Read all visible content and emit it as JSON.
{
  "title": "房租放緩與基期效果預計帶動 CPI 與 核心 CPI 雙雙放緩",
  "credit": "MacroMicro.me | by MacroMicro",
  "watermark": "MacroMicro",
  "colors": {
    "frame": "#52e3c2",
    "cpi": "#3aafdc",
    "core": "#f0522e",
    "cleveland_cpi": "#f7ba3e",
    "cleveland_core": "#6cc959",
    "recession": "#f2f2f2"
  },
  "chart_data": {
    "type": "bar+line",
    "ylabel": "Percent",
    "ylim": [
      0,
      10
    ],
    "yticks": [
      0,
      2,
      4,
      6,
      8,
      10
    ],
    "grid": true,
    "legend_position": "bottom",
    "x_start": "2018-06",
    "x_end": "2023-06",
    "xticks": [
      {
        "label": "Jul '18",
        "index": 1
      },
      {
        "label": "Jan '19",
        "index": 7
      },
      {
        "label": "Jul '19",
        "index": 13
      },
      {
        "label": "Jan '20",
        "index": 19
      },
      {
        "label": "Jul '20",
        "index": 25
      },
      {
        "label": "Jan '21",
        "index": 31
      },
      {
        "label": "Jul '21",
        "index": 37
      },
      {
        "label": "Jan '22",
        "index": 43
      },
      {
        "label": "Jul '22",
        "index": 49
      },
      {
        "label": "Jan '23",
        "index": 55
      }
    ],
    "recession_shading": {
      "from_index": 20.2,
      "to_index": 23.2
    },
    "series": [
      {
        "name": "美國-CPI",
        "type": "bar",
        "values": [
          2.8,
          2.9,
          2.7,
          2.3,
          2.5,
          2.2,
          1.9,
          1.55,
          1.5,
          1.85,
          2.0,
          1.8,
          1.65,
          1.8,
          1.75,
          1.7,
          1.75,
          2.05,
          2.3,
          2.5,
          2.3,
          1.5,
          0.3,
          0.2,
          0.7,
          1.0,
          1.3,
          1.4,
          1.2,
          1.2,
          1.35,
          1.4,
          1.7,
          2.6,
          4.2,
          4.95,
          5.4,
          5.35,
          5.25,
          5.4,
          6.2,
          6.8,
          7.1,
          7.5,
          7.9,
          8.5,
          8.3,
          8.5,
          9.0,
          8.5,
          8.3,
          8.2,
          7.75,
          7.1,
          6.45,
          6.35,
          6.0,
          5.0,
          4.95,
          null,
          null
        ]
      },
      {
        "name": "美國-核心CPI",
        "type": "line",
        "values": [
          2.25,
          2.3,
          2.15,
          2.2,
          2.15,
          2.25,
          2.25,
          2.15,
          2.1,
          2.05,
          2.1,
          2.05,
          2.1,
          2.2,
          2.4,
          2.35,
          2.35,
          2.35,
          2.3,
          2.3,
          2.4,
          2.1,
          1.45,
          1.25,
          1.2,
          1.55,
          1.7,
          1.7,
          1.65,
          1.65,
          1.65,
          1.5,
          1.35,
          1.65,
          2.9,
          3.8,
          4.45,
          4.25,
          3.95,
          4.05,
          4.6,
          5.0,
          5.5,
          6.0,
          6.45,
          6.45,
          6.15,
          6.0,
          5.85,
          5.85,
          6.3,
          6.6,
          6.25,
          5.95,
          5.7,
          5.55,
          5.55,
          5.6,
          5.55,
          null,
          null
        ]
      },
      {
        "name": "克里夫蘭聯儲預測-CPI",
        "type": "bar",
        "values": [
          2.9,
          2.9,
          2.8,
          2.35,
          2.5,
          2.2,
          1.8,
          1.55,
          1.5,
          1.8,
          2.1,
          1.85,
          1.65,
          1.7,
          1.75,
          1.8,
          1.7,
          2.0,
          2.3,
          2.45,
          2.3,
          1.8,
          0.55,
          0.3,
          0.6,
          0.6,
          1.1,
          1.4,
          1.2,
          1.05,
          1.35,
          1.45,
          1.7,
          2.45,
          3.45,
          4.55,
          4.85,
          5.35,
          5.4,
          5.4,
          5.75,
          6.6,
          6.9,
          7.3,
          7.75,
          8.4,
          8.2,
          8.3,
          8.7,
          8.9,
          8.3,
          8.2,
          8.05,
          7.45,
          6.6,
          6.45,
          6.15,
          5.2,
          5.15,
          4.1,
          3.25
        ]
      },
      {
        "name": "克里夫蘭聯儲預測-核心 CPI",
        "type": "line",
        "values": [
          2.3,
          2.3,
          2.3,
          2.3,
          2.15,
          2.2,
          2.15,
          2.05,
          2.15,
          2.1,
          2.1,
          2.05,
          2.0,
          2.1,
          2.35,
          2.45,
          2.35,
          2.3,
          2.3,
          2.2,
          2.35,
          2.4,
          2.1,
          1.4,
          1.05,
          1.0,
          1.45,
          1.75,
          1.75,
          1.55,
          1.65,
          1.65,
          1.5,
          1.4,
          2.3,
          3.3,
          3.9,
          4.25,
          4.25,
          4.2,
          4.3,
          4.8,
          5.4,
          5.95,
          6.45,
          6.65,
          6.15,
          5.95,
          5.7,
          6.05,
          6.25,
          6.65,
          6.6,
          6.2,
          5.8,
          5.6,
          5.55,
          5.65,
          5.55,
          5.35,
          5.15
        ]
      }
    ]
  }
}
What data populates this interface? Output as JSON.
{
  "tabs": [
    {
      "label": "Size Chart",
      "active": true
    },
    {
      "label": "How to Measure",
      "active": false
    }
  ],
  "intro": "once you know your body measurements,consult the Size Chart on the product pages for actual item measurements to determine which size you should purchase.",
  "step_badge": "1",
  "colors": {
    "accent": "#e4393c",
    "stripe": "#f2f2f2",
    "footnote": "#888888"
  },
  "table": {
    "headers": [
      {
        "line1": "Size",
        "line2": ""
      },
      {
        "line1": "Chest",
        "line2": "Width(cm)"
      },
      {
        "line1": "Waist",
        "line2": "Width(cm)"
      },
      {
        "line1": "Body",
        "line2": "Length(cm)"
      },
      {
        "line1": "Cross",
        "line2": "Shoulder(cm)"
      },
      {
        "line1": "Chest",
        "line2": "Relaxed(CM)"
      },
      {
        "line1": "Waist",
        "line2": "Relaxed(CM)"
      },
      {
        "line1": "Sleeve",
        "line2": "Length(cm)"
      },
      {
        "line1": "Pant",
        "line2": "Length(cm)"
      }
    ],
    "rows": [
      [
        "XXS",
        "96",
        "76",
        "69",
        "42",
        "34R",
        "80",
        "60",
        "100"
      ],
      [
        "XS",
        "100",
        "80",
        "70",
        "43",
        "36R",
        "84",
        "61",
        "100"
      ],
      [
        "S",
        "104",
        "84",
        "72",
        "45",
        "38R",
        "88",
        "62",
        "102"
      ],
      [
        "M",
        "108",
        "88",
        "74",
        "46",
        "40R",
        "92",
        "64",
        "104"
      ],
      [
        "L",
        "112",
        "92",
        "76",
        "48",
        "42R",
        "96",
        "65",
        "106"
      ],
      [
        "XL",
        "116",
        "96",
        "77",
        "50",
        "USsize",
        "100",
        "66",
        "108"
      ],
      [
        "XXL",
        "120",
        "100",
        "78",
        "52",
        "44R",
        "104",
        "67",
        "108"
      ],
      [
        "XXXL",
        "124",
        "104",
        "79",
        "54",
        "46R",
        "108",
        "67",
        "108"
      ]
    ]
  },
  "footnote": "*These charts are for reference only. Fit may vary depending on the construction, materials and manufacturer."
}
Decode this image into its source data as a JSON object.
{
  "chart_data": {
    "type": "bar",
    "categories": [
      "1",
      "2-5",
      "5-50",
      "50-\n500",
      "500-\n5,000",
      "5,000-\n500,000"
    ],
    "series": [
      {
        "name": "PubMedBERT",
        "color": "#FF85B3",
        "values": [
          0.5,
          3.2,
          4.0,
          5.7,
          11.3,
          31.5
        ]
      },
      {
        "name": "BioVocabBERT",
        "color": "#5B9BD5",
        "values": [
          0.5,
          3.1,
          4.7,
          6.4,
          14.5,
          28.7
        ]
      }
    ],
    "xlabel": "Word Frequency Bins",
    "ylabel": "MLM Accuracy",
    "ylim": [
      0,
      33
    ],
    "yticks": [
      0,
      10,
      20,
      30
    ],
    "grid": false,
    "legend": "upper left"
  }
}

┄┄┄┄┄┄┄┄┄┄

EXERCISE DETAILS: Show every line from the listing above in which the string "this" appears.

FULL SOLUTION:
What data populates this interface? Output as JSON.
Decode this image into its source data as a JSON object.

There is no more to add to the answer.